◆ STATED GOAL ◆
Gather the lines that hold the string "name".

◆ SUPPLIED DATA ◆
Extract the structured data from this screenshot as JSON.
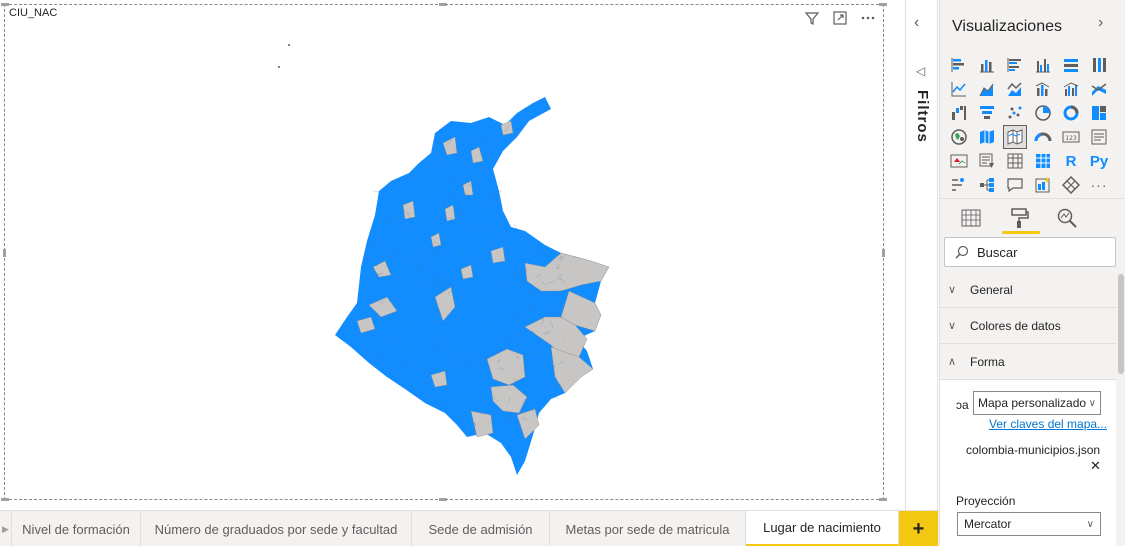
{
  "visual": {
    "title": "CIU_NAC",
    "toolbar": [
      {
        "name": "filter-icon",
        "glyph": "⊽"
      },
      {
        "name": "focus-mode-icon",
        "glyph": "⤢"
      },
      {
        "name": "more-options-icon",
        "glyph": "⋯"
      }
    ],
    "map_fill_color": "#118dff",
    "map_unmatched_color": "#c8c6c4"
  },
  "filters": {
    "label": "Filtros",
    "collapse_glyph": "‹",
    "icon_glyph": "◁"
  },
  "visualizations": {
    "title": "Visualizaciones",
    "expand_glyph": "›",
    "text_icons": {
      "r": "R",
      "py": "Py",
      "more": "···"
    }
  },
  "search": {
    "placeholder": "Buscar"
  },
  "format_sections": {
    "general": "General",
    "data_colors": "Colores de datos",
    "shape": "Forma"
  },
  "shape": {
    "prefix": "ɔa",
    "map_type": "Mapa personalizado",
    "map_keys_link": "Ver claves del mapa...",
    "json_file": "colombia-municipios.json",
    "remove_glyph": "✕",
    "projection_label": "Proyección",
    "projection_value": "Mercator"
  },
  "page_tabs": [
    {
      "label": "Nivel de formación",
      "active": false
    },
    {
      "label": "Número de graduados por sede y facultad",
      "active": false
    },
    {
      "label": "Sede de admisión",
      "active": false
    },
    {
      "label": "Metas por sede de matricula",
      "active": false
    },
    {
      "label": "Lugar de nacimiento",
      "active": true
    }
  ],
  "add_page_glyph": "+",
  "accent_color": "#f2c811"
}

◆ EXPECTED ANSWER ◆
        "name": "filter-icon",
        "name": "focus-mode-icon",
        "name": "more-options-icon",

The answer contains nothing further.